## Listed records
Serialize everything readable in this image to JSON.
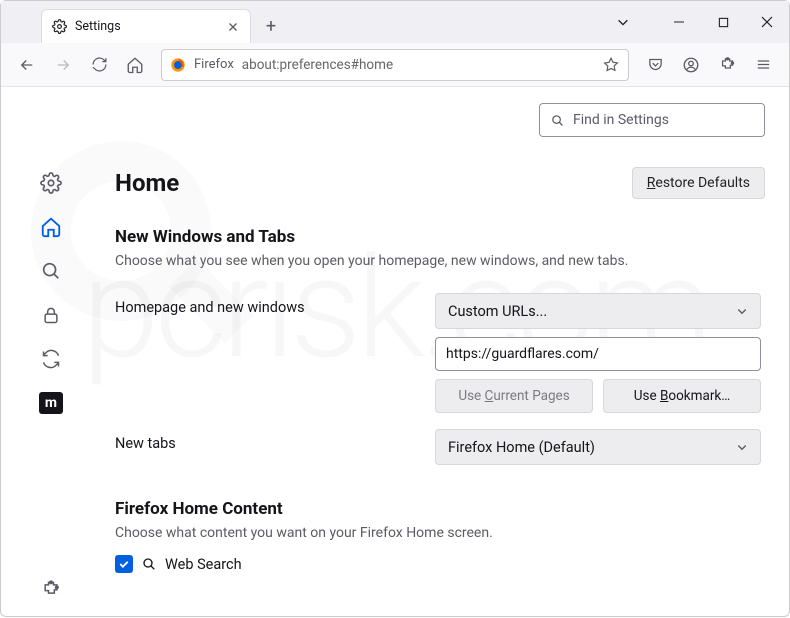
{
  "tab": {
    "title": "Settings"
  },
  "url": {
    "prefix": "Firefox",
    "address": "about:preferences#home"
  },
  "search": {
    "placeholder": "Find in Settings"
  },
  "page": {
    "title": "Home",
    "restore_label": "Restore Defaults",
    "section1": {
      "heading": "New Windows and Tabs",
      "desc": "Choose what you see when you open your homepage, new windows, and new tabs."
    },
    "homepage": {
      "label": "Homepage and new windows",
      "select_value": "Custom URLs...",
      "url_value": "https://guardflares.com/",
      "use_current": "Use Current Pages",
      "use_bookmark": "Use Bookmark…"
    },
    "newtabs": {
      "label": "New tabs",
      "select_value": "Firefox Home (Default)"
    },
    "section2": {
      "heading": "Firefox Home Content",
      "desc": "Choose what content you want on your Firefox Home screen."
    },
    "websearch_label": "Web Search"
  }
}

## Requirements
Nothing but the pictures may be dropped; output the records above exactly.

## Written solution
Serialize everything readable in this image to JSON.
{
  "tab": {
    "title": "Settings"
  },
  "url": {
    "prefix": "Firefox",
    "address": "about:preferences#home"
  },
  "search": {
    "placeholder": "Find in Settings"
  },
  "page": {
    "title": "Home",
    "restore_label": "Restore Defaults",
    "section1": {
      "heading": "New Windows and Tabs",
      "desc": "Choose what you see when you open your homepage, new windows, and new tabs."
    },
    "homepage": {
      "label": "Homepage and new windows",
      "select_value": "Custom URLs...",
      "url_value": "https://guardflares.com/",
      "use_current": "Use Current Pages",
      "use_bookmark": "Use Bookmark…"
    },
    "newtabs": {
      "label": "New tabs",
      "select_value": "Firefox Home (Default)"
    },
    "section2": {
      "heading": "Firefox Home Content",
      "desc": "Choose what content you want on your Firefox Home screen."
    },
    "websearch_label": "Web Search"
  }
}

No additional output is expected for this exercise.